** Start **

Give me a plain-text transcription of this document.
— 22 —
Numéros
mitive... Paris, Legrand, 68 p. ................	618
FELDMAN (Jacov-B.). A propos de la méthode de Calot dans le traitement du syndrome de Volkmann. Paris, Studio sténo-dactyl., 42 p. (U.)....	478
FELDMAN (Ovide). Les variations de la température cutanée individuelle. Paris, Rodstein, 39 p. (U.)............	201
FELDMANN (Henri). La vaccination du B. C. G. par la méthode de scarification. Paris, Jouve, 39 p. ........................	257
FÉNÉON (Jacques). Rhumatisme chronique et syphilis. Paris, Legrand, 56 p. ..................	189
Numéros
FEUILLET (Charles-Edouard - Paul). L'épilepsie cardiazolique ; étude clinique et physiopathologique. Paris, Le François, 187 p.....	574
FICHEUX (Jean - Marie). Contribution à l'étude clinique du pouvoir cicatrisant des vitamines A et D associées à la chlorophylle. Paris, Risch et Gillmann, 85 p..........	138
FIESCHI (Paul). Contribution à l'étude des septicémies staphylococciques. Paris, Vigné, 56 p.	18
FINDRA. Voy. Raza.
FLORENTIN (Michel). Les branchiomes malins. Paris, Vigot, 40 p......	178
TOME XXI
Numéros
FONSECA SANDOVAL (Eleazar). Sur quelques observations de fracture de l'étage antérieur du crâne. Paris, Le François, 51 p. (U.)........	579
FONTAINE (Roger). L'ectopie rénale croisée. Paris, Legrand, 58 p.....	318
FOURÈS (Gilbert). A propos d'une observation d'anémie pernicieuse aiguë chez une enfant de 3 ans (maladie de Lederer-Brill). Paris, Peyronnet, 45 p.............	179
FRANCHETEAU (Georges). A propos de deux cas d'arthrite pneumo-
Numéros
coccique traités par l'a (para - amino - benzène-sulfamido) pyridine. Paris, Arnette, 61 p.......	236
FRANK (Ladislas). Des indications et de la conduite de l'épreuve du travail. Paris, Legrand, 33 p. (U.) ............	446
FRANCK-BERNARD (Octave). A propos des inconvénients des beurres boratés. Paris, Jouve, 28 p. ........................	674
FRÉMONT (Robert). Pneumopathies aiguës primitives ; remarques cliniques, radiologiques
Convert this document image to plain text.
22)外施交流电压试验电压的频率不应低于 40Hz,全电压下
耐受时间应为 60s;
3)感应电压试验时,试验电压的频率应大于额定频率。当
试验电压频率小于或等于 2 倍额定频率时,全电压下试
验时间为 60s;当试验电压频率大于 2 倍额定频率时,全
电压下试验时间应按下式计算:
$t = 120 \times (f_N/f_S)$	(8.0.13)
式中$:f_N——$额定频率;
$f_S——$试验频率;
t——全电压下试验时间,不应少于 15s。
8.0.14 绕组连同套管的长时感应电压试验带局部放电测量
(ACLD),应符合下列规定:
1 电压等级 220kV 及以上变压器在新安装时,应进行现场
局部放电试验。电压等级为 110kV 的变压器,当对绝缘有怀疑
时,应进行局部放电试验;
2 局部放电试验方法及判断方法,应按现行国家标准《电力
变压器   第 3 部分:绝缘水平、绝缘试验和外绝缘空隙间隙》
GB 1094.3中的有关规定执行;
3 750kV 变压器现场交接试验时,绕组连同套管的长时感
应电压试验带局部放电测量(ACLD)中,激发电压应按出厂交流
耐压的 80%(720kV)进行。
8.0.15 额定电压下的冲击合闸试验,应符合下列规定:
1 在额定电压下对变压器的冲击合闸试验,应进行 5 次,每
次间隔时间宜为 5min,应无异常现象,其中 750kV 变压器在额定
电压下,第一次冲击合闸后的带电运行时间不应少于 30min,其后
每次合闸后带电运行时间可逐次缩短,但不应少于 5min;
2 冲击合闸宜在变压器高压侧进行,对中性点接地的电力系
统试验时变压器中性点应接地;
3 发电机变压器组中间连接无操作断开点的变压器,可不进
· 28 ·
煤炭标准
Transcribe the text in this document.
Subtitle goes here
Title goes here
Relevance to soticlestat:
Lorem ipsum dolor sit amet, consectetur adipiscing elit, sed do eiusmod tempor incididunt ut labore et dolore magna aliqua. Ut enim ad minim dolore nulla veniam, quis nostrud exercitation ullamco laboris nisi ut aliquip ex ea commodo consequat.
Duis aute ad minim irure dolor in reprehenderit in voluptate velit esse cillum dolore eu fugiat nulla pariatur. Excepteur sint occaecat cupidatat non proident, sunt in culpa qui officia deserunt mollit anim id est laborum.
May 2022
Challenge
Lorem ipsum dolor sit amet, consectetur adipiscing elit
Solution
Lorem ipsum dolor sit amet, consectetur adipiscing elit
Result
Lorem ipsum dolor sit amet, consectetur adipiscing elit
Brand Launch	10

** End **

What is expected = Wherever "Jouve" shows up in a line, copy that line.

The result =
FELDMANN (Henri). La vaccination du B. C. G. par la méthode de scarification. Paris, Jouve, 39 p. ........................	257
FRANCK-BERNARD (Octave). A propos des inconvénients des beurres boratés. Paris, Jouve, 28 p. ........................	674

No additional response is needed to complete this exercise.